* Given exercise: Copy out the data below verbatim.

Entries from a dataset:
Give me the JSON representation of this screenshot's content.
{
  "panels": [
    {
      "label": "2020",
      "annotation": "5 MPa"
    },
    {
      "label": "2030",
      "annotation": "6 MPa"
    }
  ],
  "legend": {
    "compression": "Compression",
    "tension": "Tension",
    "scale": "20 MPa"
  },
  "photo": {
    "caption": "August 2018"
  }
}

* Response to the exercise:
Give me the JSON representation of this screenshot's content.
{
  "panels": [
    {
      "label": "2020",
      "annotation": "5 MPa"
    },
    {
      "label": "2030",
      "annotation": "6 MPa"
    }
  ],
  "legend": {
    "compression": "Compression",
    "tension": "Tension",
    "scale": "20 MPa"
  },
  "photo": {
    "caption": "August 2018"
  }
}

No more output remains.